REQUIREMENTS: Copy each of the rows below word for word, leaving out the pictures.

RECORDS TO PROCESS:
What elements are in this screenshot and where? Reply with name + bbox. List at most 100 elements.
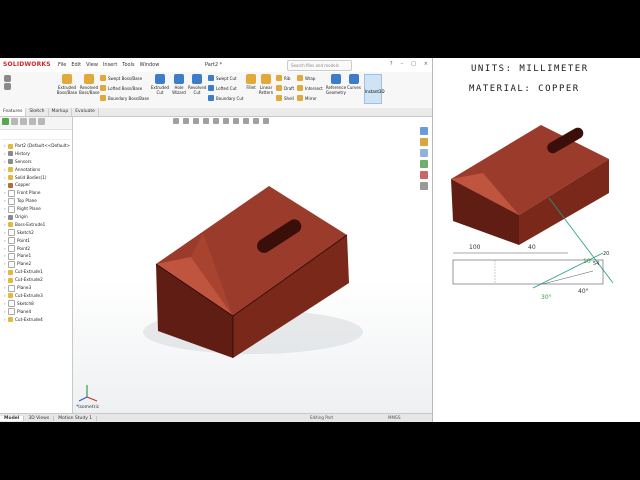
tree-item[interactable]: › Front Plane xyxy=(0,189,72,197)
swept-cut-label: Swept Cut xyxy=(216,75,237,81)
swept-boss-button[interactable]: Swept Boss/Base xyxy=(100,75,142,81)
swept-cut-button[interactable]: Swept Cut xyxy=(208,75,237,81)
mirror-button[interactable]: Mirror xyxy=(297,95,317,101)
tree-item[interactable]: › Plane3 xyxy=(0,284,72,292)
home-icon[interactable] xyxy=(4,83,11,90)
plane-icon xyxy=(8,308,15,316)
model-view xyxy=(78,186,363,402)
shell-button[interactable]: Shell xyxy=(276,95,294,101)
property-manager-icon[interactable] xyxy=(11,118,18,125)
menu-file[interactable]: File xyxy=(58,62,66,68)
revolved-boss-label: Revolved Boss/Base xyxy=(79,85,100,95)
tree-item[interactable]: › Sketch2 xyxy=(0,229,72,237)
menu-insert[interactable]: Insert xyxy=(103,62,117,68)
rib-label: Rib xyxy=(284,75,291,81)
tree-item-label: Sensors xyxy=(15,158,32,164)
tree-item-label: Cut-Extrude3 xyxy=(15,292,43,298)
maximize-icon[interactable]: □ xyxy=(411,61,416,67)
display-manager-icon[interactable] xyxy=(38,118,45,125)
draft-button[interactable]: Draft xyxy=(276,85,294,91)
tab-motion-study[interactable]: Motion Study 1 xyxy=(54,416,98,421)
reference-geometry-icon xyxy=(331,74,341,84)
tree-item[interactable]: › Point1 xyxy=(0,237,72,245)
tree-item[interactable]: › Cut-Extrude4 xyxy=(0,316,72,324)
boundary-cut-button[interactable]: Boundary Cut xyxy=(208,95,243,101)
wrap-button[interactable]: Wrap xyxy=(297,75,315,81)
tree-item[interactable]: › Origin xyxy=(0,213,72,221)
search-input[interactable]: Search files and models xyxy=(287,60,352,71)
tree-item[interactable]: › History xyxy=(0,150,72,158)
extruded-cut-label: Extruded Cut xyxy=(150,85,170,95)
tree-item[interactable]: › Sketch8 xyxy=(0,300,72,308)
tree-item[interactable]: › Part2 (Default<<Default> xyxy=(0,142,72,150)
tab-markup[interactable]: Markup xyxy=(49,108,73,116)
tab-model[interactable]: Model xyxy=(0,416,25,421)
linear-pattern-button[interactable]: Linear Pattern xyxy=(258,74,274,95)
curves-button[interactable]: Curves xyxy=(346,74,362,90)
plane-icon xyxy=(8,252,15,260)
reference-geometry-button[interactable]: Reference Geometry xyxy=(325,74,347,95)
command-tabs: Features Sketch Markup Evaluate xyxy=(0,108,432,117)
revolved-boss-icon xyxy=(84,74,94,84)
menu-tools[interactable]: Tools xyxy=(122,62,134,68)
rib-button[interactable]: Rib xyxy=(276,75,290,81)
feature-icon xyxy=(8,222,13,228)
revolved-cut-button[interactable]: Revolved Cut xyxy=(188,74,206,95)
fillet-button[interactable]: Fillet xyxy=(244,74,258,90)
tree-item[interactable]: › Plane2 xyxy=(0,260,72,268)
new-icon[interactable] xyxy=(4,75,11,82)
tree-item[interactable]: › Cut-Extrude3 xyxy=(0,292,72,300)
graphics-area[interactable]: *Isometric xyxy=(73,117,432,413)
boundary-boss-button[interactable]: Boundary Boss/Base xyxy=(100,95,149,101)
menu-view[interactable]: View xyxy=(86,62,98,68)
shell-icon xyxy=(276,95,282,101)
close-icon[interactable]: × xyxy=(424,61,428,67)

WRITTEN SOLUTION:
What elements are in this screenshot and where? Reply with name + bbox. List at most 100 elements.
tree-item[interactable]: › Front Plane xyxy=(0,189,72,197)
swept-cut-label: Swept Cut xyxy=(216,75,237,81)
swept-boss-button[interactable]: Swept Boss/Base xyxy=(100,75,142,81)
swept-cut-button[interactable]: Swept Cut xyxy=(208,75,237,81)
mirror-button[interactable]: Mirror xyxy=(297,95,317,101)
tree-item[interactable]: › Plane3 xyxy=(0,284,72,292)
home-icon[interactable] xyxy=(4,83,11,90)
plane-icon xyxy=(8,308,15,316)
model-view xyxy=(78,186,363,402)
shell-button[interactable]: Shell xyxy=(276,95,294,101)
property-manager-icon[interactable] xyxy=(11,118,18,125)
menu-file[interactable]: File xyxy=(58,62,66,68)
revolved-boss-label: Revolved Boss/Base xyxy=(79,85,100,95)
tree-item[interactable]: › Sketch2 xyxy=(0,229,72,237)
menu-insert[interactable]: Insert xyxy=(103,62,117,68)
rib-label: Rib xyxy=(284,75,291,81)
tree-item-label: Sensors xyxy=(15,158,32,164)
tree-item-label: Cut-Extrude3 xyxy=(15,292,43,298)
maximize-icon[interactable]: □ xyxy=(411,61,416,67)
display-manager-icon[interactable] xyxy=(38,118,45,125)
draft-button[interactable]: Draft xyxy=(276,85,294,91)
tab-motion-study[interactable]: Motion Study 1 xyxy=(54,416,98,421)
reference-geometry-icon xyxy=(331,74,341,84)
tree-item[interactable]: › Point1 xyxy=(0,237,72,245)
tree-item[interactable]: › Cut-Extrude4 xyxy=(0,316,72,324)
boundary-cut-button[interactable]: Boundary Cut xyxy=(208,95,243,101)
wrap-button[interactable]: Wrap xyxy=(297,75,315,81)
tree-item[interactable]: › Origin xyxy=(0,213,72,221)
search-input[interactable]: Search files and models xyxy=(287,60,352,71)
tree-item[interactable]: › History xyxy=(0,150,72,158)
extruded-cut-label: Extruded Cut xyxy=(150,85,170,95)
tree-item[interactable]: › Sketch8 xyxy=(0,300,72,308)
tree-item[interactable]: › Part2 (Default<<Default> xyxy=(0,142,72,150)
tab-markup[interactable]: Markup xyxy=(49,108,73,116)
tab-model[interactable]: Model xyxy=(0,416,25,421)
linear-pattern-button[interactable]: Linear Pattern xyxy=(258,74,274,95)
curves-button[interactable]: Curves xyxy=(346,74,362,90)
plane-icon xyxy=(8,252,15,260)
reference-geometry-button[interactable]: Reference Geometry xyxy=(325,74,347,95)
command-tabs: Features Sketch Markup Evaluate xyxy=(0,108,432,117)
revolved-boss-icon xyxy=(84,74,94,84)
menu-tools[interactable]: Tools xyxy=(122,62,134,68)
rib-button[interactable]: Rib xyxy=(276,75,290,81)
feature-icon xyxy=(8,222,13,228)
revolved-cut-button[interactable]: Revolved Cut xyxy=(188,74,206,95)
fillet-button[interactable]: Fillet xyxy=(244,74,258,90)
tree-item[interactable]: › Plane2 xyxy=(0,260,72,268)
new-icon[interactable] xyxy=(4,75,11,82)
tree-item[interactable]: › Cut-Extrude3 xyxy=(0,292,72,300)
graphics-area[interactable]: *Isometric xyxy=(73,117,432,413)
boundary-boss-button[interactable]: Boundary Boss/Base xyxy=(100,95,149,101)
menu-view[interactable]: View xyxy=(86,62,98,68)
shell-icon xyxy=(276,95,282,101)
close-icon[interactable]: × xyxy=(424,61,428,67)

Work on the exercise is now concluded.